** START INPUT RECORDS **
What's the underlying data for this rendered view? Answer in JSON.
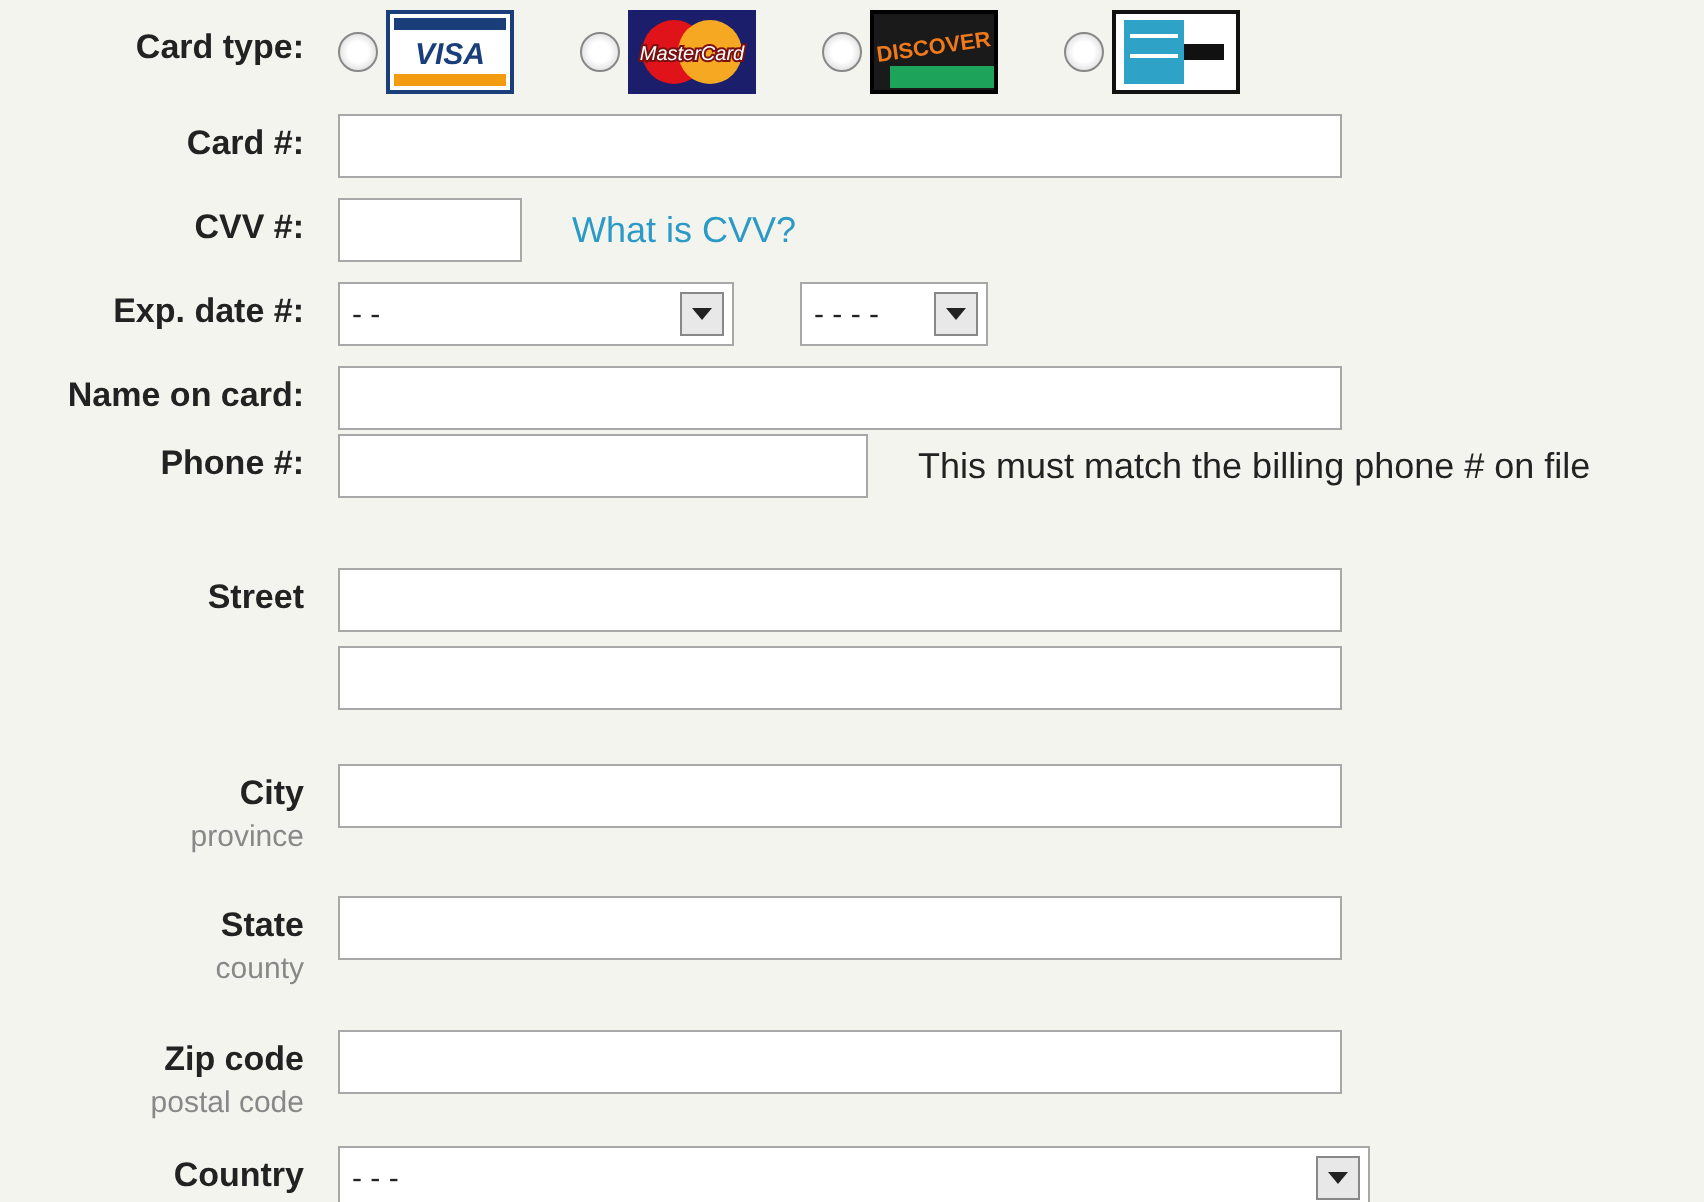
{
  "card_type": {
    "label": "Card type:",
    "options": [
      {
        "kind": "visa",
        "text": "VISA",
        "selected": false
      },
      {
        "kind": "mastercard",
        "text": "MasterCard",
        "selected": false
      },
      {
        "kind": "discover",
        "text": "DISCOVER",
        "selected": false
      },
      {
        "kind": "amex",
        "selected": false
      }
    ]
  },
  "card_number": {
    "label": "Card #:"
  },
  "cvv": {
    "label": "CVV #:",
    "link": "What is CVV?"
  },
  "exp_date": {
    "label": "Exp. date #:",
    "month": "- -",
    "year": "- - - -"
  },
  "name_on_card": {
    "label": "Name on card:"
  },
  "phone": {
    "label": "Phone #:",
    "note": "This must match the billing phone # on file"
  },
  "street": {
    "label": "Street"
  },
  "city": {
    "label": "City",
    "sublabel": "province"
  },
  "state": {
    "label": "State",
    "sublabel": "county"
  },
  "zip": {
    "label": "Zip code",
    "sublabel": "postal code"
  },
  "country": {
    "label": "Country",
    "value": "- - -"
  }
}
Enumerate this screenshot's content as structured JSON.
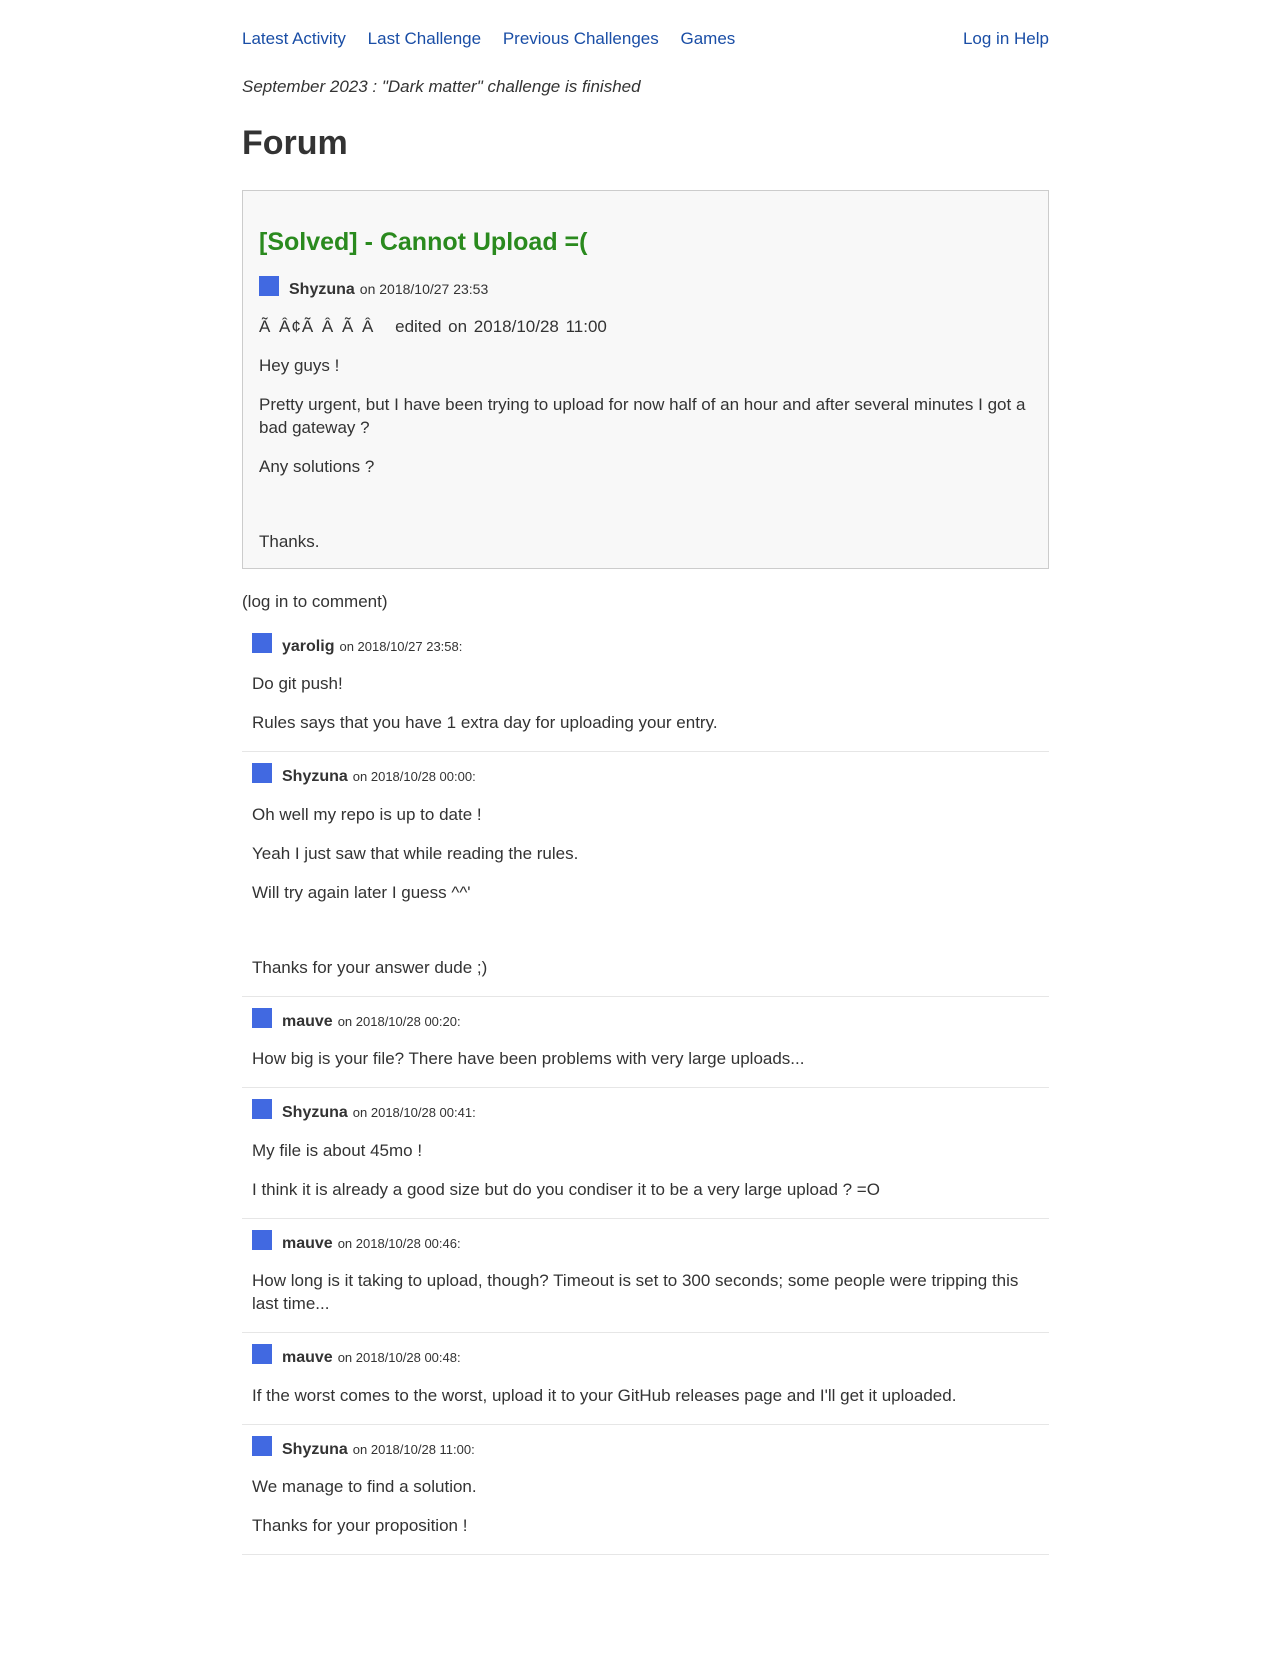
{
  "nav": {
    "latest_activity": "Latest Activity",
    "last_challenge": "Last Challenge",
    "previous_challenges": "Previous Challenges",
    "games": "Games",
    "log_in": "Log in",
    "help": "Help"
  },
  "announcement": "September 2023 : \"Dark matter\" challenge is finished",
  "page_title": "Forum",
  "thread": {
    "title": "[Solved] - Cannot Upload =(",
    "author": "Shyzuna",
    "posted": "on 2018/10/27 23:53",
    "mojibake": "Ã Â¢Ã Â Ã Â",
    "edited": "edited on 2018/10/28 11:00",
    "paragraphs": [
      "Hey guys !",
      "Pretty urgent, but I have been trying to upload for now half of an hour and after several minutes I got a bad gateway ?",
      "Any solutions ?",
      "Thanks."
    ]
  },
  "login_note": "(log in to comment)",
  "comments": [
    {
      "author": "yarolig",
      "posted": "on 2018/10/27 23:58:",
      "paragraphs": [
        "Do git push!",
        "Rules says that you have 1 extra day for uploading your entry."
      ]
    },
    {
      "author": "Shyzuna",
      "posted": "on 2018/10/28 00:00:",
      "paragraphs": [
        "Oh well my repo is up to date !",
        "Yeah I just saw that while reading the rules.",
        "Will try again later I guess ^^'",
        "Thanks for your answer dude ;)"
      ]
    },
    {
      "author": "mauve",
      "posted": "on 2018/10/28 00:20:",
      "paragraphs": [
        "How big is your file? There have been problems with very large uploads..."
      ]
    },
    {
      "author": "Shyzuna",
      "posted": "on 2018/10/28 00:41:",
      "paragraphs": [
        "My file is about 45mo !",
        "I think it is already a good size but do you condiser it to be a very large upload ? =O"
      ]
    },
    {
      "author": "mauve",
      "posted": "on 2018/10/28 00:46:",
      "paragraphs": [
        "How long is it taking to upload, though? Timeout is set to 300 seconds; some people were tripping this last time..."
      ]
    },
    {
      "author": "mauve",
      "posted": "on 2018/10/28 00:48:",
      "paragraphs": [
        "If the worst comes to the worst, upload it to your GitHub releases page and I'll get it uploaded."
      ]
    },
    {
      "author": "Shyzuna",
      "posted": "on 2018/10/28 11:00:",
      "paragraphs": [
        "We manage to find a solution.",
        "Thanks for your proposition !"
      ]
    }
  ]
}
** END INPUT RECORDS **
Transcribe every line from the records above without alteration, and leave out the images.

What's the underlying data for this rendered view? Answer in JSON.
{
  "card_type": {
    "label": "Card type:",
    "options": [
      {
        "kind": "visa",
        "text": "VISA",
        "selected": false
      },
      {
        "kind": "mastercard",
        "text": "MasterCard",
        "selected": false
      },
      {
        "kind": "discover",
        "text": "DISCOVER",
        "selected": false
      },
      {
        "kind": "amex",
        "selected": false
      }
    ]
  },
  "card_number": {
    "label": "Card #:"
  },
  "cvv": {
    "label": "CVV #:",
    "link": "What is CVV?"
  },
  "exp_date": {
    "label": "Exp. date #:",
    "month": "- -",
    "year": "- - - -"
  },
  "name_on_card": {
    "label": "Name on card:"
  },
  "phone": {
    "label": "Phone #:",
    "note": "This must match the billing phone # on file"
  },
  "street": {
    "label": "Street"
  },
  "city": {
    "label": "City",
    "sublabel": "province"
  },
  "state": {
    "label": "State",
    "sublabel": "county"
  },
  "zip": {
    "label": "Zip code",
    "sublabel": "postal code"
  },
  "country": {
    "label": "Country",
    "value": "- - -"
  }
}
Enumerate this screenshot's content as structured JSON.
{
  "nav": {
    "latest_activity": "Latest Activity",
    "last_challenge": "Last Challenge",
    "previous_challenges": "Previous Challenges",
    "games": "Games",
    "log_in": "Log in",
    "help": "Help"
  },
  "announcement": "September 2023 : \"Dark matter\" challenge is finished",
  "page_title": "Forum",
  "thread": {
    "title": "[Solved] - Cannot Upload =(",
    "author": "Shyzuna",
    "posted": "on 2018/10/27 23:53",
    "mojibake": "Ã Â¢Ã Â Ã Â",
    "edited": "edited on 2018/10/28 11:00",
    "paragraphs": [
      "Hey guys !",
      "Pretty urgent, but I have been trying to upload for now half of an hour and after several minutes I got a bad gateway ?",
      "Any solutions ?",
      "Thanks."
    ]
  },
  "login_note": "(log in to comment)",
  "comments": [
    {
      "author": "yarolig",
      "posted": "on 2018/10/27 23:58:",
      "paragraphs": [
        "Do git push!",
        "Rules says that you have 1 extra day for uploading your entry."
      ]
    },
    {
      "author": "Shyzuna",
      "posted": "on 2018/10/28 00:00:",
      "paragraphs": [
        "Oh well my repo is up to date !",
        "Yeah I just saw that while reading the rules.",
        "Will try again later I guess ^^'",
        "Thanks for your answer dude ;)"
      ]
    },
    {
      "author": "mauve",
      "posted": "on 2018/10/28 00:20:",
      "paragraphs": [
        "How big is your file? There have been problems with very large uploads..."
      ]
    },
    {
      "author": "Shyzuna",
      "posted": "on 2018/10/28 00:41:",
      "paragraphs": [
        "My file is about 45mo !",
        "I think it is already a good size but do you condiser it to be a very large upload ? =O"
      ]
    },
    {
      "author": "mauve",
      "posted": "on 2018/10/28 00:46:",
      "paragraphs": [
        "How long is it taking to upload, though? Timeout is set to 300 seconds; some people were tripping this last time..."
      ]
    },
    {
      "author": "mauve",
      "posted": "on 2018/10/28 00:48:",
      "paragraphs": [
        "If the worst comes to the worst, upload it to your GitHub releases page and I'll get it uploaded."
      ]
    },
    {
      "author": "Shyzuna",
      "posted": "on 2018/10/28 11:00:",
      "paragraphs": [
        "We manage to find a solution.",
        "Thanks for your proposition !"
      ]
    }
  ]
}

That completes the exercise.